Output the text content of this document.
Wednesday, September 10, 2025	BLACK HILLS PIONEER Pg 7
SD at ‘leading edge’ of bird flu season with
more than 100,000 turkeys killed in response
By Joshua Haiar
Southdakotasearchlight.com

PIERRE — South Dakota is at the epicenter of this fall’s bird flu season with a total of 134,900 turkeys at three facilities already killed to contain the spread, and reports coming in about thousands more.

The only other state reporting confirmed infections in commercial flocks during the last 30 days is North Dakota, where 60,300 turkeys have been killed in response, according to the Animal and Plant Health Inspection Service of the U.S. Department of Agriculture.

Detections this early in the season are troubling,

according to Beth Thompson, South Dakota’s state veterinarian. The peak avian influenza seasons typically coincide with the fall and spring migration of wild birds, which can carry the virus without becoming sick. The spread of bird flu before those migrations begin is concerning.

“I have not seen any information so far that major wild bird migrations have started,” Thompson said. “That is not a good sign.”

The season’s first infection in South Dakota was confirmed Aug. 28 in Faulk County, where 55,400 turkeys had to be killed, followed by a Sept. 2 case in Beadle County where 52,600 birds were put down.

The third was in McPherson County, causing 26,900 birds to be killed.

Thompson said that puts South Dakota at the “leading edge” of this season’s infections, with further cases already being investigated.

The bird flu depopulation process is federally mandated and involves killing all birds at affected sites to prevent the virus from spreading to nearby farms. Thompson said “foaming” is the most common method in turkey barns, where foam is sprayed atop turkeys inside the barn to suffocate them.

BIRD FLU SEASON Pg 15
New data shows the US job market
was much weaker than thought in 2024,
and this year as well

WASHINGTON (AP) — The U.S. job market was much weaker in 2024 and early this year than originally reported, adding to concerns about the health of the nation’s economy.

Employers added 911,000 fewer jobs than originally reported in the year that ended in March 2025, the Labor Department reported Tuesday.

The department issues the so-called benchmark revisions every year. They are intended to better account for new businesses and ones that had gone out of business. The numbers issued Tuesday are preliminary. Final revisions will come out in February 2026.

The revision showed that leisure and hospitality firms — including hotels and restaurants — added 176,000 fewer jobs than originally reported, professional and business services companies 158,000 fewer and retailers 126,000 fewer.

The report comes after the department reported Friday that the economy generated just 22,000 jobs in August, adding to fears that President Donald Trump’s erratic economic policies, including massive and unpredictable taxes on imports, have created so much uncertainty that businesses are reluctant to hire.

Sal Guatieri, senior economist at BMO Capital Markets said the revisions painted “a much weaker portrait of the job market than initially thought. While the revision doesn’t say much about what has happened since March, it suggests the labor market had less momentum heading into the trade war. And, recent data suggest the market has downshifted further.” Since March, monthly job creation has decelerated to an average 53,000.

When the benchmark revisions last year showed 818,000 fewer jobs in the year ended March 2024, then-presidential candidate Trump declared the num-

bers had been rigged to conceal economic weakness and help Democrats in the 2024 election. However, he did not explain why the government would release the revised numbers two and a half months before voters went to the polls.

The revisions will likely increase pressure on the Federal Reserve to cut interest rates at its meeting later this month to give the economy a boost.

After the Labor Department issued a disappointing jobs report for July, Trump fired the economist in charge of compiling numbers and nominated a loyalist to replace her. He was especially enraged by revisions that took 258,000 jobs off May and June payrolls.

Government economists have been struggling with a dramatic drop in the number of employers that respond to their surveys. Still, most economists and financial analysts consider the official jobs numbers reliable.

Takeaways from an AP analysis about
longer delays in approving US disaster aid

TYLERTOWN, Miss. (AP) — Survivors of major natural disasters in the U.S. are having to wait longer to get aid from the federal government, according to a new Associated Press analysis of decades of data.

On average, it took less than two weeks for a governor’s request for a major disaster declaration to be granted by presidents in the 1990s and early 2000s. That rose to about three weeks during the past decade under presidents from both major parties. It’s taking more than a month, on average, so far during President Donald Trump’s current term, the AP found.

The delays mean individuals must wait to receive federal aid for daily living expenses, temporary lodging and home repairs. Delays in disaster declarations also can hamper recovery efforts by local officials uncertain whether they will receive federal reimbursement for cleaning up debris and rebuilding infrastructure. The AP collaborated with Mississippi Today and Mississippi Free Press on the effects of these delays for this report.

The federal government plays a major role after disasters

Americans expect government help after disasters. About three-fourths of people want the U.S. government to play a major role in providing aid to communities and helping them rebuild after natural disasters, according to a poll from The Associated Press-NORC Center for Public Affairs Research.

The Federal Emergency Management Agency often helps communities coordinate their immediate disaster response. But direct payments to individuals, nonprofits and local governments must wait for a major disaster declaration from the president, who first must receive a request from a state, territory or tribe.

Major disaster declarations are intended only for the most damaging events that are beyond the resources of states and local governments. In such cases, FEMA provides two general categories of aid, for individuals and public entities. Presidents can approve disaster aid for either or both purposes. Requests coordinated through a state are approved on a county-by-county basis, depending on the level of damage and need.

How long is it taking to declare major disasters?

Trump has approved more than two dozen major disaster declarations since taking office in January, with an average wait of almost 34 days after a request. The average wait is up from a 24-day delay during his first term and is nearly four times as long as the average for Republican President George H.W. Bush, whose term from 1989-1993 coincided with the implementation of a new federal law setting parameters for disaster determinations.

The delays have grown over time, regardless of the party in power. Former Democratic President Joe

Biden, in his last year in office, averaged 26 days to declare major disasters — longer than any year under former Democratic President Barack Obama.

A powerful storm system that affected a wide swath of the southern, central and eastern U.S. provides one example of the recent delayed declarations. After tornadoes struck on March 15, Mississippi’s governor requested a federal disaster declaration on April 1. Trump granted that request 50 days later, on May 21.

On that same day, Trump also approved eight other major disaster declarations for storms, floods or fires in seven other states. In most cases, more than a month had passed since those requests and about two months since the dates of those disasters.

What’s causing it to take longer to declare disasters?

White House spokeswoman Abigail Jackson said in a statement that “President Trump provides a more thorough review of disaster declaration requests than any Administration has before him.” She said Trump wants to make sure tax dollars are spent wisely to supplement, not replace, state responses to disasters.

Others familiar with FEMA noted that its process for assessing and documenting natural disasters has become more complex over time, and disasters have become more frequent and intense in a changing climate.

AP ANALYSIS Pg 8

- **To do**: Going through the entries above, show each line that contains "benchmark".

- **Answer to the exercise**:
The department issues the so-called benchmark revisions every year. They are intended to better account for new businesses and ones that had gone out of business. The numbers issued Tuesday are preliminary. Final revisions will come out in February 2026.
When the benchmark revisions last year showed 818,000 fewer jobs in the year ended March 2024, then-presidential candidate Trump declared the num-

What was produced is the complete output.